Stored items from a collection
-------------------------
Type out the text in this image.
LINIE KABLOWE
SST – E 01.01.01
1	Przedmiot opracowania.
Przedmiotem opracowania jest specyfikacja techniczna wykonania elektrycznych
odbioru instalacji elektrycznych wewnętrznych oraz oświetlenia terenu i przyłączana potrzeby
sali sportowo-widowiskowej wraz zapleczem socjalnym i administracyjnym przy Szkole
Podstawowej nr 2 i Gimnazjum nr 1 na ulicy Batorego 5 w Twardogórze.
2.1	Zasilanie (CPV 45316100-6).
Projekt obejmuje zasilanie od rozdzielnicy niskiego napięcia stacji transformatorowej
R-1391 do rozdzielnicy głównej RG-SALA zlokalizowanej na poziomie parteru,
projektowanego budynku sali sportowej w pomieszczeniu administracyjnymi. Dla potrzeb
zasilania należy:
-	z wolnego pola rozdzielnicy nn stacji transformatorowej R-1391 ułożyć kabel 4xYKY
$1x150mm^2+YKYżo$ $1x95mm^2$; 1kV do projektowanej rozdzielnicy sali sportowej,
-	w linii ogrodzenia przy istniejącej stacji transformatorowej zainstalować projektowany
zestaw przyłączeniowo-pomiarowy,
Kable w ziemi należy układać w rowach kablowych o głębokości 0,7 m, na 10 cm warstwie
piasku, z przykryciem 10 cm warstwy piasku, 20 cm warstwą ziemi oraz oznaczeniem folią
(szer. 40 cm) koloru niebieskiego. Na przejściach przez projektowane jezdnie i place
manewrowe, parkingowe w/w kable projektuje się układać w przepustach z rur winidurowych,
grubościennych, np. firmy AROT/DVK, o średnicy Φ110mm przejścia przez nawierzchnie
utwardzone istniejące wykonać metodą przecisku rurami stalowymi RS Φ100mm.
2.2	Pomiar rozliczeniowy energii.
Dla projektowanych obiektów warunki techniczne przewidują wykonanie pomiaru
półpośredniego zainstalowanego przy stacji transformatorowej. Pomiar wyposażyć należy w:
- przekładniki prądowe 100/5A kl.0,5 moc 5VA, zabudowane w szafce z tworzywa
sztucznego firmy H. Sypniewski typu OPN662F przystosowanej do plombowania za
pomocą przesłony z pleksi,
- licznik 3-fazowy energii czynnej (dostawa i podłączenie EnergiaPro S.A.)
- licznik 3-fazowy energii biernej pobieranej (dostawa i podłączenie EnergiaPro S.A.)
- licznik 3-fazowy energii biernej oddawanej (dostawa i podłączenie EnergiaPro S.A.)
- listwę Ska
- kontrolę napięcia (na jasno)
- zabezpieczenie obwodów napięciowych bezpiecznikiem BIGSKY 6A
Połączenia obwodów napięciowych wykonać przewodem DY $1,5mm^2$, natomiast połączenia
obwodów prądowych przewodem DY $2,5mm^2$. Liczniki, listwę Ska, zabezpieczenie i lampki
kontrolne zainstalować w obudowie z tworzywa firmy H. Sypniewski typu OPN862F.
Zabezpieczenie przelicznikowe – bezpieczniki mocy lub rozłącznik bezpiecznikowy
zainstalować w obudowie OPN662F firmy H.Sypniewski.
-------------------------
• _Written instruction_
Extract the data exactly as given.

• _Answer to this exercise_
Type out the text in this image.
LINIE KABLOWE
SST – E 01.01.01
1	Przedmiot opracowania.
Przedmiotem opracowania jest specyfikacja techniczna wykonania elektrycznych
odbioru instalacji elektrycznych wewnętrznych oraz oświetlenia terenu i przyłączana potrzeby
sali sportowo-widowiskowej wraz zapleczem socjalnym i administracyjnym przy Szkole
Podstawowej nr 2 i Gimnazjum nr 1 na ulicy Batorego 5 w Twardogórze.
2.1	Zasilanie (CPV 45316100-6).
Projekt obejmuje zasilanie od rozdzielnicy niskiego napięcia stacji transformatorowej
R-1391 do rozdzielnicy głównej RG-SALA zlokalizowanej na poziomie parteru,
projektowanego budynku sali sportowej w pomieszczeniu administracyjnymi. Dla potrzeb
zasilania należy:
-	z wolnego pola rozdzielnicy nn stacji transformatorowej R-1391 ułożyć kabel 4xYKY
$1x150mm^2+YKYżo$ $1x95mm^2$; 1kV do projektowanej rozdzielnicy sali sportowej,
-	w linii ogrodzenia przy istniejącej stacji transformatorowej zainstalować projektowany
zestaw przyłączeniowo-pomiarowy,
Kable w ziemi należy układać w rowach kablowych o głębokości 0,7 m, na 10 cm warstwie
piasku, z przykryciem 10 cm warstwy piasku, 20 cm warstwą ziemi oraz oznaczeniem folią
(szer. 40 cm) koloru niebieskiego. Na przejściach przez projektowane jezdnie i place
manewrowe, parkingowe w/w kable projektuje się układać w przepustach z rur winidurowych,
grubościennych, np. firmy AROT/DVK, o średnicy Φ110mm przejścia przez nawierzchnie
utwardzone istniejące wykonać metodą przecisku rurami stalowymi RS Φ100mm.
2.2	Pomiar rozliczeniowy energii.
Dla projektowanych obiektów warunki techniczne przewidują wykonanie pomiaru
półpośredniego zainstalowanego przy stacji transformatorowej. Pomiar wyposażyć należy w:
- przekładniki prądowe 100/5A kl.0,5 moc 5VA, zabudowane w szafce z tworzywa
sztucznego firmy H. Sypniewski typu OPN662F przystosowanej do plombowania za
pomocą przesłony z pleksi,
- licznik 3-fazowy energii czynnej (dostawa i podłączenie EnergiaPro S.A.)
- licznik 3-fazowy energii biernej pobieranej (dostawa i podłączenie EnergiaPro S.A.)
- licznik 3-fazowy energii biernej oddawanej (dostawa i podłączenie EnergiaPro S.A.)
- listwę Ska
- kontrolę napięcia (na jasno)
- zabezpieczenie obwodów napięciowych bezpiecznikiem BIGSKY 6A
Połączenia obwodów napięciowych wykonać przewodem DY $1,5mm^2$, natomiast połączenia
obwodów prądowych przewodem DY $2,5mm^2$. Liczniki, listwę Ska, zabezpieczenie i lampki
kontrolne zainstalować w obudowie z tworzywa firmy H. Sypniewski typu OPN862F.
Zabezpieczenie przelicznikowe – bezpieczniki mocy lub rozłącznik bezpiecznikowy
zainstalować w obudowie OPN662F firmy H.Sypniewski.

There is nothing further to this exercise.